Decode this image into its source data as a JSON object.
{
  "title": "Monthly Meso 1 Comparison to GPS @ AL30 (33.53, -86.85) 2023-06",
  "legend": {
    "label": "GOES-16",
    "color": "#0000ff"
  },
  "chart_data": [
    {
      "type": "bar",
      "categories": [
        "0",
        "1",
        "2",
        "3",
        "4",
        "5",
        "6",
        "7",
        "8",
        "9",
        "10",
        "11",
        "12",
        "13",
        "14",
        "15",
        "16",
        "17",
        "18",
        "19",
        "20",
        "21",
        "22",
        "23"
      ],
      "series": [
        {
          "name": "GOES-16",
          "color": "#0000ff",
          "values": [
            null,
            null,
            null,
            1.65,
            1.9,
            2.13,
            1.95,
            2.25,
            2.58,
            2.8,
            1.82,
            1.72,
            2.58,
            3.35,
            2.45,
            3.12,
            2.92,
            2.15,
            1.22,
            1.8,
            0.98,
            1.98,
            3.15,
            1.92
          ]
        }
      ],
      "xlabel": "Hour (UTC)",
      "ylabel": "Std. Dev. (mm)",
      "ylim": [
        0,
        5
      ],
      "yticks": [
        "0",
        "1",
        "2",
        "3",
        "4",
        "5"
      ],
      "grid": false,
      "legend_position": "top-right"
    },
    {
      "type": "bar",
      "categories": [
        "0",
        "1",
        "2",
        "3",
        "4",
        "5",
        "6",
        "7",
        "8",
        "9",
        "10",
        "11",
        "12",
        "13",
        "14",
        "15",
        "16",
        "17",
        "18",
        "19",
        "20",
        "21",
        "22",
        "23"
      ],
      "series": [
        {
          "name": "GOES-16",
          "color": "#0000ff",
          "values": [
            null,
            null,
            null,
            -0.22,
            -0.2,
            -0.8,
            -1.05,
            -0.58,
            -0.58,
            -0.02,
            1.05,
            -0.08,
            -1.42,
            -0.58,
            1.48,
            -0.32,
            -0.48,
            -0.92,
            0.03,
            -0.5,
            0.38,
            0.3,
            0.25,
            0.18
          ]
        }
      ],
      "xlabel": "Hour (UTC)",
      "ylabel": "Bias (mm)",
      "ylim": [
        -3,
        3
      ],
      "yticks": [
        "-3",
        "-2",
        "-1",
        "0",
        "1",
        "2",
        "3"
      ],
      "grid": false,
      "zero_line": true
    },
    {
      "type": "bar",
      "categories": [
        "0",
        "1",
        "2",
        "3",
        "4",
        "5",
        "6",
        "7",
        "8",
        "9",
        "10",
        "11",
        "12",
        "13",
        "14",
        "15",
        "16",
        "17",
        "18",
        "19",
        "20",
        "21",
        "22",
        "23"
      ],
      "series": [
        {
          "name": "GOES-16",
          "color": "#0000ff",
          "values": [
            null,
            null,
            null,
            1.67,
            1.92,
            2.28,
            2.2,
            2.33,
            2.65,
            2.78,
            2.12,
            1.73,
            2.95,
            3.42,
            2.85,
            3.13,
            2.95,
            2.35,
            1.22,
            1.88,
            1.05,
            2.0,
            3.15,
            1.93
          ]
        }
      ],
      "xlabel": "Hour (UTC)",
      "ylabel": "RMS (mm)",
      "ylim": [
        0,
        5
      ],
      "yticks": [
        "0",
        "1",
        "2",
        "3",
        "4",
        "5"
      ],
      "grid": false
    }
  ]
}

=-=-=-=-=

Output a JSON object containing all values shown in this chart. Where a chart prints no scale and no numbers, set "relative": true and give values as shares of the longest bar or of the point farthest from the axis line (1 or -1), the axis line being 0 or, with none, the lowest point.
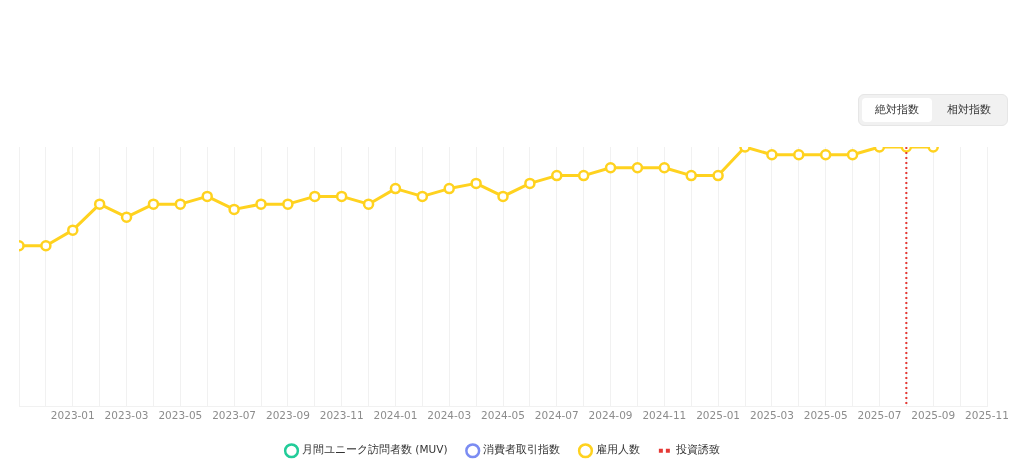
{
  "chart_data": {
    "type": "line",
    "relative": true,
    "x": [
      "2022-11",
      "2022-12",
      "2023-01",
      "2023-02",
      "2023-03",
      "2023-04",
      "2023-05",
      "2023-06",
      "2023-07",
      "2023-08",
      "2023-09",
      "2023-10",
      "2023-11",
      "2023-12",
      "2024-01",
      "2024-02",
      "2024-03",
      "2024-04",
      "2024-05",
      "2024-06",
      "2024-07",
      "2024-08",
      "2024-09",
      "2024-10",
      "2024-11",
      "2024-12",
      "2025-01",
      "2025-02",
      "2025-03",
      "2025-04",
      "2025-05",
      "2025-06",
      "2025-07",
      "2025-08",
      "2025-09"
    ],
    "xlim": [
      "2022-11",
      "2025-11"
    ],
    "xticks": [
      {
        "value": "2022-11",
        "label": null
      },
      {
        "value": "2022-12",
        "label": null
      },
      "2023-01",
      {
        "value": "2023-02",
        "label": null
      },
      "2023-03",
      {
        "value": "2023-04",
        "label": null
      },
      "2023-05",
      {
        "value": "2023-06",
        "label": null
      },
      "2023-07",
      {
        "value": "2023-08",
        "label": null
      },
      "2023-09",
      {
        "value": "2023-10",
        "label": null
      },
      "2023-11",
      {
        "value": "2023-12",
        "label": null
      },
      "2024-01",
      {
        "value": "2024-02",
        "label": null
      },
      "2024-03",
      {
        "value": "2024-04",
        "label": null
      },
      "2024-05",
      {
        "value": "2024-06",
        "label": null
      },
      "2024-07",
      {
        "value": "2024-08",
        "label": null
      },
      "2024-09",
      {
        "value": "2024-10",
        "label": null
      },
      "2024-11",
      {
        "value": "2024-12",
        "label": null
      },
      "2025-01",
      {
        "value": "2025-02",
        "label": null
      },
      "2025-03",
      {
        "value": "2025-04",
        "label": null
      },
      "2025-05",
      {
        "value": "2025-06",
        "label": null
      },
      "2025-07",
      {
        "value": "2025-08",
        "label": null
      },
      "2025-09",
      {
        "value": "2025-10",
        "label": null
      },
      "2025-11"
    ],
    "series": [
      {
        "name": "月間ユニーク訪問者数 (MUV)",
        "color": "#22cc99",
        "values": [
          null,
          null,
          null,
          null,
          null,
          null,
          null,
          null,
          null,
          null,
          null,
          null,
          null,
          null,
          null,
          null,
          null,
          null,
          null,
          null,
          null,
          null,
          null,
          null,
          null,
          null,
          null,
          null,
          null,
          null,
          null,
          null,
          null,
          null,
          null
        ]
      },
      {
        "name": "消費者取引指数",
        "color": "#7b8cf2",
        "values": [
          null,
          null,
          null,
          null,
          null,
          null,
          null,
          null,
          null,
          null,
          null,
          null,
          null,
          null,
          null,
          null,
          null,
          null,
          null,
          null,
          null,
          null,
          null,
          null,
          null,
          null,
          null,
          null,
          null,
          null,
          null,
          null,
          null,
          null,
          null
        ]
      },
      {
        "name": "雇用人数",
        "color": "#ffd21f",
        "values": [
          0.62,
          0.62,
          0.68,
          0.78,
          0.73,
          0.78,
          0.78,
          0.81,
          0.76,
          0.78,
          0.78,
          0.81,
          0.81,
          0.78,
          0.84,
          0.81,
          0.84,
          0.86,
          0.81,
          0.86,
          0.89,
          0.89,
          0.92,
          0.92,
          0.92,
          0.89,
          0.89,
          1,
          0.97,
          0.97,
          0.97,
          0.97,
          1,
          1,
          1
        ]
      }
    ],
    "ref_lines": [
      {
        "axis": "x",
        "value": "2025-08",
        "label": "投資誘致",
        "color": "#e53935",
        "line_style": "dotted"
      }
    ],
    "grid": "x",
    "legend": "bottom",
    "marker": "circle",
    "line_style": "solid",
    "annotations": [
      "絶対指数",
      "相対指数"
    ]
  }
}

=-=-=-=-=

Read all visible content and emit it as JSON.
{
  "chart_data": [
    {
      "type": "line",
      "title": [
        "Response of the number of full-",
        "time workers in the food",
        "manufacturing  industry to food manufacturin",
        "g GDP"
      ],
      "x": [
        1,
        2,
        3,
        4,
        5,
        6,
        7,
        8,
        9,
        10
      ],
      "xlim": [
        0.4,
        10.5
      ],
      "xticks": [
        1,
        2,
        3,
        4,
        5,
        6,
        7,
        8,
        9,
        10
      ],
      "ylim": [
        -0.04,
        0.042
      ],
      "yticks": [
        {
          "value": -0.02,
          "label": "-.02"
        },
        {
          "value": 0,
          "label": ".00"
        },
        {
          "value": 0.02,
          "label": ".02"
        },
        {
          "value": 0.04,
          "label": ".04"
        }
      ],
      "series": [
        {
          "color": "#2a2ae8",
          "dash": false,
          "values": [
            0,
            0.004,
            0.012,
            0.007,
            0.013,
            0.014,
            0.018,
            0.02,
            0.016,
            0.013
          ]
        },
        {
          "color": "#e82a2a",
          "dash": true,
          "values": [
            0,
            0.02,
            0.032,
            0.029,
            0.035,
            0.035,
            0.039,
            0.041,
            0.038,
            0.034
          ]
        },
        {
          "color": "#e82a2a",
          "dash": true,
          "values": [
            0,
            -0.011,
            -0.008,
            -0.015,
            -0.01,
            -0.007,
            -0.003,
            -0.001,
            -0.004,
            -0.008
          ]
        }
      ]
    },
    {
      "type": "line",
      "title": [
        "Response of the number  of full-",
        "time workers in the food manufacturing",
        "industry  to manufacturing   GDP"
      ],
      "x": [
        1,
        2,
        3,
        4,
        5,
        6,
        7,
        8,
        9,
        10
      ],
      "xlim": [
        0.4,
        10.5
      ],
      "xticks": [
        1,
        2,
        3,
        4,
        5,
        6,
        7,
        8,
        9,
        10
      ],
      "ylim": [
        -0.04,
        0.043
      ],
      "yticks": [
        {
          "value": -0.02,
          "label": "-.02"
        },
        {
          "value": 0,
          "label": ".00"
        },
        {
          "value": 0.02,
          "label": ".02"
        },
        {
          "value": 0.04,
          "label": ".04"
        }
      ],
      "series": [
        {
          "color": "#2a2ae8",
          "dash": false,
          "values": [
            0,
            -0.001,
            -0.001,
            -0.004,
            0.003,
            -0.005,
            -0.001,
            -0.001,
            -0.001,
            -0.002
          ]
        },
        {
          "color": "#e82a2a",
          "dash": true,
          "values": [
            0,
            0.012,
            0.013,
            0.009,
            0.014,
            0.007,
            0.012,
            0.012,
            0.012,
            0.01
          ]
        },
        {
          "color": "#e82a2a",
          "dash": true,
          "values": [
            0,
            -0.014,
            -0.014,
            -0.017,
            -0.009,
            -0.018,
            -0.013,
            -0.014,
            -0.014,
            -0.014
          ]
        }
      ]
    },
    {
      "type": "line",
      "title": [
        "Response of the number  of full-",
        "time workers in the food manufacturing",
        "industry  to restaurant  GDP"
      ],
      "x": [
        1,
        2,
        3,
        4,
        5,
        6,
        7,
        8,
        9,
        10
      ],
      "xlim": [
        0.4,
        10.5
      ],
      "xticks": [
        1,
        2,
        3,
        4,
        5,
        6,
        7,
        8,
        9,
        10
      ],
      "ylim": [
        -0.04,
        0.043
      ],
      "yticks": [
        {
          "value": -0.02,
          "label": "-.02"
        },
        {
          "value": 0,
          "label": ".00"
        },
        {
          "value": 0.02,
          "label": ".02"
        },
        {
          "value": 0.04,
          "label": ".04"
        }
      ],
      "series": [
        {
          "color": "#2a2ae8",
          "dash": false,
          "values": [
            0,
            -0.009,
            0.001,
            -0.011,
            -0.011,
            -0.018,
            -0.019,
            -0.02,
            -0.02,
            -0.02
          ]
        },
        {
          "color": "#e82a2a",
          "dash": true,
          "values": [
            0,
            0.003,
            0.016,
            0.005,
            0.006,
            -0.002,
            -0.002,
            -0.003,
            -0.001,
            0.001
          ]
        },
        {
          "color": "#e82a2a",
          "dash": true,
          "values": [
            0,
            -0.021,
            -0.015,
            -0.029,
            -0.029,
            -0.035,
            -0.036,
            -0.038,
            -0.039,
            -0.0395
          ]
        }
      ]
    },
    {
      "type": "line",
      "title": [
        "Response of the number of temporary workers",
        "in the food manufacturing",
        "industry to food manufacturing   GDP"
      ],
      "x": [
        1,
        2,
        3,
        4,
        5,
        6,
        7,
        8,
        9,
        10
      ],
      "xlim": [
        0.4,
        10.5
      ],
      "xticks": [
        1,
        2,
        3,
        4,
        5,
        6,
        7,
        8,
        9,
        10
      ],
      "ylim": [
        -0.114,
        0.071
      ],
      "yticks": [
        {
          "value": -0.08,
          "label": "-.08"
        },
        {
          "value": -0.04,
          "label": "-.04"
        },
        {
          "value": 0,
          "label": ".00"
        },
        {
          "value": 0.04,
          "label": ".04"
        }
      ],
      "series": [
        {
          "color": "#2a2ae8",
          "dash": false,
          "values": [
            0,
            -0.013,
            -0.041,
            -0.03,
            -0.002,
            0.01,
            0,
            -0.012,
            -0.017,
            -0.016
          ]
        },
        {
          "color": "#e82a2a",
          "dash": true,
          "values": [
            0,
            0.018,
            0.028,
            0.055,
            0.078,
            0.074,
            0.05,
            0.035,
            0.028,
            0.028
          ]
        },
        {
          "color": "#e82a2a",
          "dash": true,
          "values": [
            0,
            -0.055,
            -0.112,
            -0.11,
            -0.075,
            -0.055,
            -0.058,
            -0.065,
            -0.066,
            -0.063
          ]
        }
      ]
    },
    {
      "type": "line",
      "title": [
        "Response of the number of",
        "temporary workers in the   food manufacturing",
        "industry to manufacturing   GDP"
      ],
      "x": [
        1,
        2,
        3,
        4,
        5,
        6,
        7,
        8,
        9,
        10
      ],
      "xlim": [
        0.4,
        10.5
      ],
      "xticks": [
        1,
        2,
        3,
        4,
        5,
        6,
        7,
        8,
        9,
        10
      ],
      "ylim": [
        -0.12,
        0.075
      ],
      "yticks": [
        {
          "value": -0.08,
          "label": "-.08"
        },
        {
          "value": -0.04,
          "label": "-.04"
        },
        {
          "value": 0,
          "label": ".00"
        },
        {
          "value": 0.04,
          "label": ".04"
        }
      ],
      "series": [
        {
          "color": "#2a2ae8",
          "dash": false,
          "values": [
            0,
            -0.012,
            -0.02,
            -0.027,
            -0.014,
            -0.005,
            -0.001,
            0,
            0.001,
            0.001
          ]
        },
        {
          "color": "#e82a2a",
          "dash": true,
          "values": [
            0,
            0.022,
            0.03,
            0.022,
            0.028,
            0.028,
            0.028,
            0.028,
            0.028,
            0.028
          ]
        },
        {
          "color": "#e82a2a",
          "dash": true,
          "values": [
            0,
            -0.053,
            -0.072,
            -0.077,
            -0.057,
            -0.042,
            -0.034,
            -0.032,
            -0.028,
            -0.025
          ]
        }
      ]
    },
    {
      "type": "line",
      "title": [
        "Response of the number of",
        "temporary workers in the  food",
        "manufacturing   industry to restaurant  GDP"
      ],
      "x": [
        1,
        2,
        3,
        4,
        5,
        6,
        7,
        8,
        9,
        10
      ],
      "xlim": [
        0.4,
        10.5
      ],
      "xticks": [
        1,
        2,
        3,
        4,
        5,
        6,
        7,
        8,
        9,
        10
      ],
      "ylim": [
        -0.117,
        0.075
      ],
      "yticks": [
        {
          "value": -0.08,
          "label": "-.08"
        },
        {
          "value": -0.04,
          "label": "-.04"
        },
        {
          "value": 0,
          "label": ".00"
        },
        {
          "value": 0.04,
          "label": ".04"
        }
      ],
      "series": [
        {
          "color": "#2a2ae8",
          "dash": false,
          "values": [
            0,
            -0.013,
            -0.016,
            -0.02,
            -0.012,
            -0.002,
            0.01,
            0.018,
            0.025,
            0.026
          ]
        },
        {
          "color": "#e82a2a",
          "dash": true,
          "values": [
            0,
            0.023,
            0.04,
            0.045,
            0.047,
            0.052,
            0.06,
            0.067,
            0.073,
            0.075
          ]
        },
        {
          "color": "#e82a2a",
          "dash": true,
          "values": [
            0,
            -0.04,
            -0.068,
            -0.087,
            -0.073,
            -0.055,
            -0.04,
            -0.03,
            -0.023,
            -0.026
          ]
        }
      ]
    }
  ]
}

=-=-=-=-=

(Problem): Go through the material above and copy each line that has the word "ylabel".

(Exercise answer):
      "ylabel": "Std. Dev. (mm)",
      "ylabel": "Bias (mm)",
      "ylabel": "RMS (mm)",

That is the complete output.